■ What you should do:
The answer is a single number: how many lines hold the string "specify".

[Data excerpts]
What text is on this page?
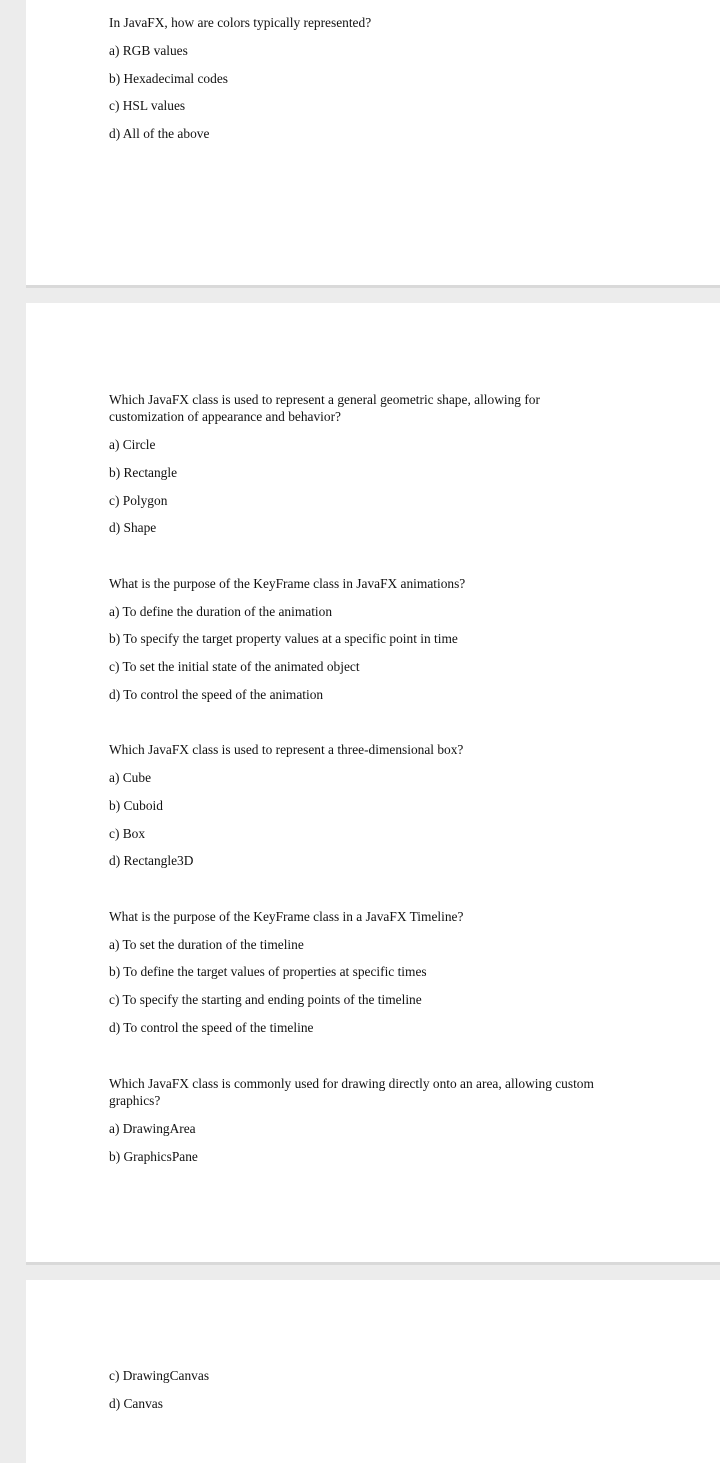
In JavaFX, how are colors typically represented?
a) RGB values
b) Hexadecimal codes
c) HSL values
d) All of the above
Which JavaFX class is used to represent a general geometric shape, allowing for customization of appearance and behavior?
a) Circle
b) Rectangle
c) Polygon
d) Shape
What is the purpose of the KeyFrame class in JavaFX animations?
a) To define the duration of the animation
b) To specify the target property values at a specific point in time
c) To set the initial state of the animated object
d) To control the speed of the animation
Which JavaFX class is used to represent a three-dimensional box?
a) Cube
b) Cuboid
c) Box
d) Rectangle3D
What is the purpose of the KeyFrame class in a JavaFX Timeline?
a) To set the duration of the timeline
b) To define the target values of properties at specific times
c) To specify the starting and ending points of the timeline
d) To control the speed of the timeline
Which JavaFX class is commonly used for drawing directly onto an area, allowing custom graphics?
a) DrawingArea
b) GraphicsPane
c) DrawingCanvas
d) Canvas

■ Finished answer:
2